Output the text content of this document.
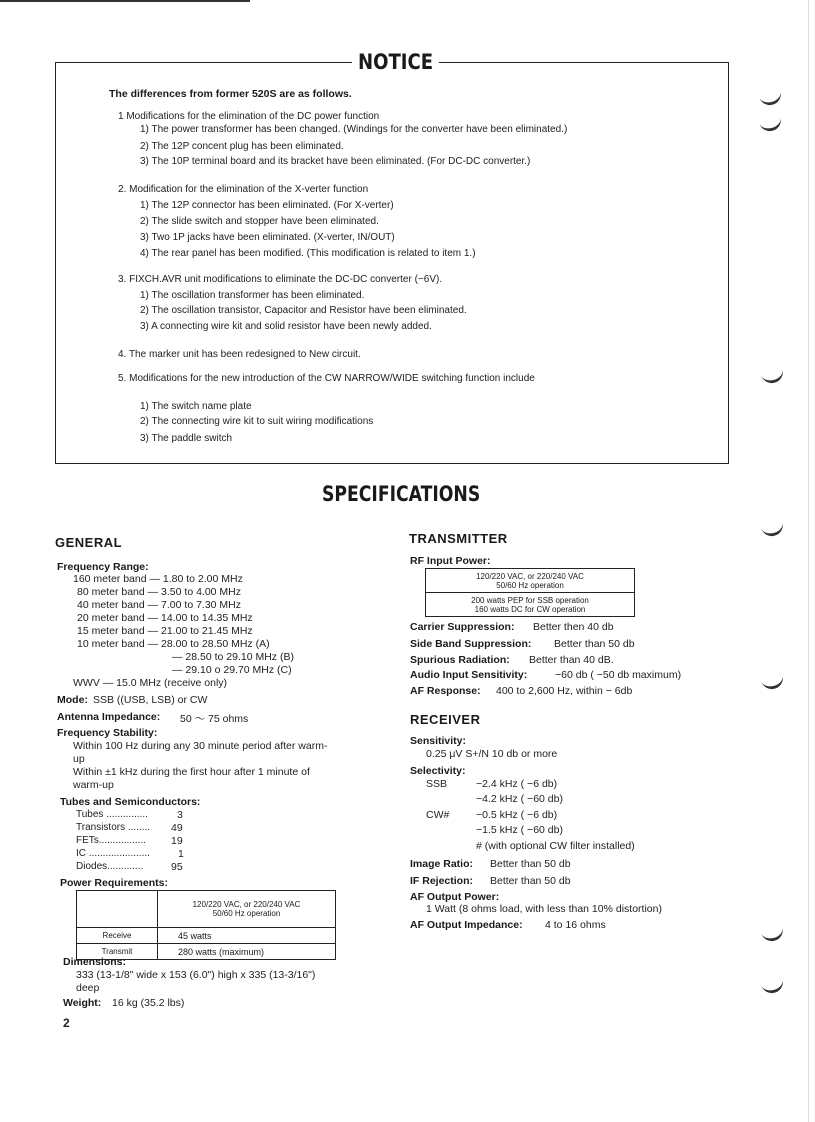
NOTICE
The differences from former 520S are as follows.
1 Modifications for the elimination of the DC power function
1) The power transformer has been changed. (Windings for the converter have been eliminated.)
2) The 12P concent plug has been eliminated.
3) The 10P terminal board and its bracket have been eliminated. (For DC-DC converter.)
2. Modification for the elimination of the X-verter function
1) The 12P connector has been eliminated. (For X-verter)
2) The slide switch and stopper have been eliminated.
3) Two 1P jacks have been eliminated. (X-verter, IN/OUT)
4) The rear panel has been modified. (This modification is related to item 1.)
3. FIXCH.AVR unit modifications to eliminate the DC-DC converter (−6V).
1) The oscillation transformer has been eliminated.
2) The oscillation transistor, Capacitor and Resistor have been eliminated.
3) A connecting wire kit and solid resistor have been newly added.
4. The marker unit has been redesigned to New circuit.
5. Modifications for the new introduction of the CW NARROW/WIDE switching function include
1) The switch name plate
2) The connecting wire kit to suit wiring modifications
3) The paddle switch
SPECIFICATIONS
GENERAL
Frequency Range:
160 meter band — 1.80 to 2.00 MHz
80 meter band — 3.50 to 4.00 MHz
40 meter band — 7.00 to 7.30 MHz
20 meter band — 14.00 to 14.35 MHz
15 meter band — 21.00 to 21.45 MHz
10 meter band — 28.00 to 28.50 MHz (A)
— 28.50 to 29.10 MHz (B)
— 29.10 o 29.70 MHz (C)
WWV — 15.0 MHz (receive only)
Mode: SSB ((USB, LSB) or CW
Antenna Impedance: 50 ～ 75 ohms
Frequency Stability:
Within 100 Hz during any 30 minute period after warm-
up
Within ±1 kHz during the first hour after 1 minute of
warm-up
Tubes and Semiconductors:
Tubes ...............	3
Transistors ........ 49
FETs................. 19
IC ......................	1
Diodes.............	95
Power Requirements:
	120/220 VAC, or 220/240 VAC
50/60 Hz operation
Receive	45 watts
Transmit	280 watts (maximum)
Dimensions:
333 (13-1/8" wide x 153 (6.0") high x 335 (13-3/16")
deep
Weight: 16 kg (35.2 lbs)
2
TRANSMITTER
RF Input Power:
120/220 VAC, or 220/240 VAC
50/60 Hz operation
200 watts PEP for SSB operation
160 watts DC for CW operation
Carrier Suppression: Better then 40 db
Side Band Suppression: Better than 50 db
Spurious Radiation: Better than 40 dB.
Audio Input Sensitivity:	−60 db ( −50 db maximum)
AF Response: 400 to 2,600 Hz, within − 6db
RECEIVER
Sensitivity:
0.25 μV S+/N 10 db or more
Selectivity:
SSB	−2.4 kHz ( −6 db)
−4.2 kHz ( −60 db)
CW#	−0.5 kHz ( −6 db)
−1.5 kHz ( −60 db)
# (with optional CW filter installed)
Image Ratio: Better than 50 db
IF Rejection: Better than 50 db
AF Output Power:
1 Watt (8 ohms load, with less than 10% distortion)
AF Output Impedance: 4 to 16 ohms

**Set exercise**:
Determine the number of lines in the data that contain "operation" as a word or string, and state only that number.

**Solved problem**:
4